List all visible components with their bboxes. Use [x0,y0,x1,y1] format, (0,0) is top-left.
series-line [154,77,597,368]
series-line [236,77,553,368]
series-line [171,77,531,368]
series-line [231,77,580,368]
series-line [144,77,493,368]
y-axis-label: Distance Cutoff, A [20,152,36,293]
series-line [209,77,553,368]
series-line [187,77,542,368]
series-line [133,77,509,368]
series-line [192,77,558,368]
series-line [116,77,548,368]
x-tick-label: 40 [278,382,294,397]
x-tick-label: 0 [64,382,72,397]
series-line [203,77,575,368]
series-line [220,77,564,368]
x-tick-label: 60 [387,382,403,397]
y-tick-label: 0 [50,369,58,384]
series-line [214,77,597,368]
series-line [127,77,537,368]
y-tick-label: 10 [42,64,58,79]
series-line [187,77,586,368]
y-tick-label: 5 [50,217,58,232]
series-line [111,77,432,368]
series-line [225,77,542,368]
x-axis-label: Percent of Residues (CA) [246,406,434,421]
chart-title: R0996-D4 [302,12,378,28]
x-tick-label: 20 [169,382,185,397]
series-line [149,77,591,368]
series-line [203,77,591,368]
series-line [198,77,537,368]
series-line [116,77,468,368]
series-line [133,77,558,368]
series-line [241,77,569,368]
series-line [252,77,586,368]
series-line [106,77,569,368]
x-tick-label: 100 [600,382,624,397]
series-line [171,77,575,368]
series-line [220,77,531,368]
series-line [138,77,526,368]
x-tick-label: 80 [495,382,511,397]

-------

◆ **Challenge**: Reproduce every line of the records above verbatim, keeping their original order.

◆ **Finished exercise**:
List all visible components with their bboxes. Use [x0,y0,x1,y1] format, (0,0) is top-left.
series-line [154,77,597,368]
series-line [236,77,553,368]
series-line [171,77,531,368]
series-line [231,77,580,368]
series-line [144,77,493,368]
y-axis-label: Distance Cutoff, A [20,152,36,293]
series-line [209,77,553,368]
series-line [187,77,542,368]
series-line [133,77,509,368]
series-line [192,77,558,368]
series-line [116,77,548,368]
x-tick-label: 40 [278,382,294,397]
x-tick-label: 0 [64,382,72,397]
series-line [203,77,575,368]
series-line [220,77,564,368]
x-tick-label: 60 [387,382,403,397]
y-tick-label: 0 [50,369,58,384]
series-line [214,77,597,368]
series-line [127,77,537,368]
y-tick-label: 10 [42,64,58,79]
series-line [187,77,586,368]
y-tick-label: 5 [50,217,58,232]
series-line [111,77,432,368]
series-line [225,77,542,368]
x-axis-label: Percent of Residues (CA) [246,406,434,421]
chart-title: R0996-D4 [302,12,378,28]
x-tick-label: 20 [169,382,185,397]
series-line [149,77,591,368]
series-line [203,77,591,368]
series-line [198,77,537,368]
series-line [116,77,468,368]
series-line [133,77,558,368]
series-line [241,77,569,368]
series-line [252,77,586,368]
series-line [106,77,569,368]
x-tick-label: 100 [600,382,624,397]
series-line [171,77,575,368]
series-line [220,77,531,368]
series-line [138,77,526,368]
x-tick-label: 80 [495,382,511,397]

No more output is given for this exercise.